Roxy Music - Country Life

Released - November 1974
Genre - Art Rock
Producer - Chris Thomas; John Punter & Roxy Music
Selected Personnel - Bryan Ferry (Vocals/Keyboards/Harmonica); John Gustafson (Bass); Eddie Jobson (Violin/Keyboards); Andy Mackay (Oboe/Saxophone); Phil Manzanera (Guitar); Paul Thompson (Drums)
Standout Track - The Thrill Of It All

My most lasting memory of my first encounter with Roxy Music's wonderful Country Life was that, within its first twenty-five seconds the band totally obliterated all memory of their previous album, 1973's Stranded. After its compellingly urgent keyboard riff that kicks things off, album opener "The Thrill Of It All" quickly explodes into one of the most exciting and downright brilliant songs of Roxy Music's ouvre, replete with Bryan Ferry's sonorous wails, Phil Manzanera's incendiary guitar work and frenetic electric violin solos from Eddie Jobson. It still ranks as one of the band's crowning achievements, and was single-handedly responsible for restoring my faith in them after the disappointment in Stranded. These days, Stranded has come to creep up a little in my estimations, but I still find whole swathes of it too ponderous and aimless for me to really enjoy it. For me, it shows a band struggling to find a sense of direction in the wake of the departure of Brian Eno, who had lent so much colour and avant-garde weirdness to their first two records. In the wake of his departure, Ferry had to try and balance out his own desire to just write catchy pop songs with the need to prove that they could still deliver as a kitsch art rock outfit. It doesn't quite deliver on either count, but by the time the band had had some time to develop some truly great material, Country Life is ample proof that even without Eno they were able to create the same brilliant, colourful art rock that made Roxy Music and For Your Pleasure such instant classics.

Part of the newfound confidence might be that, after the autocratic control Ferry had exercised over Roxy Music in its early years that ultimately led to Eno's departure, they had started to function a little more as a democratic unit. Starting on Stranded, guitarist Manzanera and saxophonist/oboeist Andy Mackay had started sharing writing duties with Ferry on some songs. While the Manzanera and Mackay co-writes on Country Life aren't necessarily all the standout tracks (the brilliant standout "The Thrill Of It All" is a solo Ferry composition), there's still a sense that this is a band more comfortable in playing together than on the more stultifying and lacklustre mood of Stranded. The songwriting is also generally of high enough quality to make you forget the absence of Eno's distortion and synthesiser effects which lent so much flavour to the earlier stuff. In his place is Jobson, who has a much less esoteric and inventive approach to sound to adequately replicate Eno's contributions but instead lends colour and weirdness courtesy of his electric violin work, which slashes across in searing lines on tracks like "The Thrill Of It All" and "Out Of The Blue."

--- Written instruction 1 ---
Answer from the Country Life album review, one line each:
(a) Who produced the album?
(b) Which earlier Roxy Music album does the reviewer call a disappointment?
(c) Which two band members began sharing songwriting duties with Ferry starting on that earlier album?
--- Written instruction 2 ---
Extend the Country Life album review beyond its last sentence, keeping the reviewer's voice.

--- Dataset section ---
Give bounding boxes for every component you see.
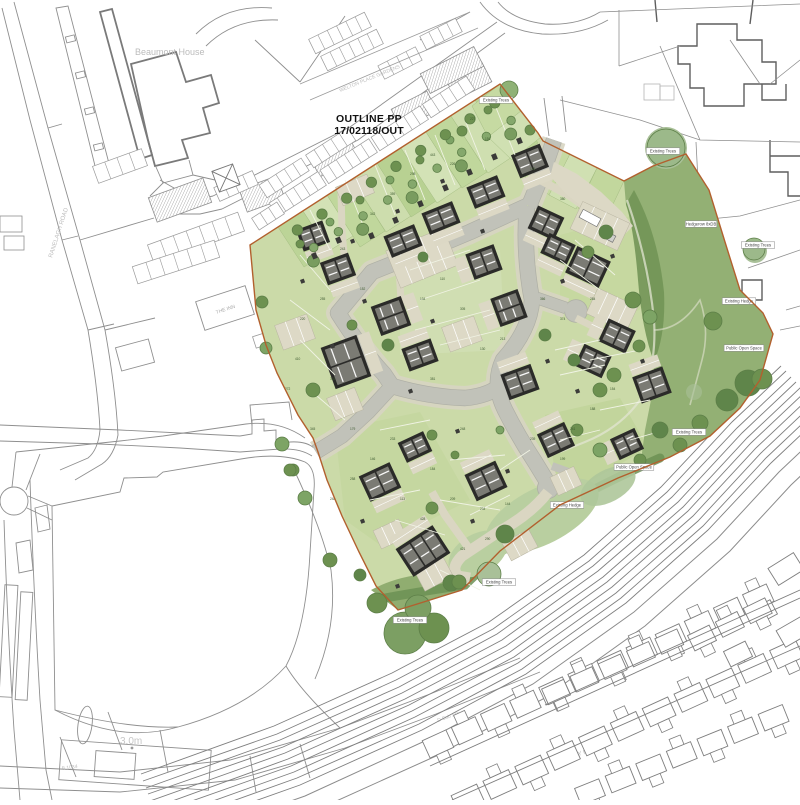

--- Result 1 ---
(a) Chris Thomas, John Punter and Roxy Music.
(b) Stranded, from 1973.
(c) Guitarist Phil Manzanera and saxophonist/oboist Andy Mackay.

--- Result 2 ---
There's also Ferry's natural sense of louche charisma and charming weirdness that keeps things from ever feeling too conventional - the warbling backing vocals of "All I Want Is You" and the brash menace of "Casanova" are palpably weird. Sonic effects are also used effectively on the clanging, bell-like cacophony of Manzanera's guitar riff that opens "All I Want Is You," and in the disorienting, space-like flanging effects on "Out Of The Blue." The one thing that lets Country Life down isn't in any specific track - there are precious few low-points here, save for the slightly perfunctory-seeming "A Really Good Time," which seems like a bit of dead air between the swaggering "Casanova" and the cartoonish, upbeat "Prairie Rose" - but in the general sense that it rarely elevates the idea of what Roxy Music can achieve. Only on "The Thrill Of It All" is there are any really tangible sense that the band is upping their game and building on what's come before, while the rest is a collection of songs that ably demonstrate that they were still a force to be reckoned with and that Stranded didn't represent a downward slide.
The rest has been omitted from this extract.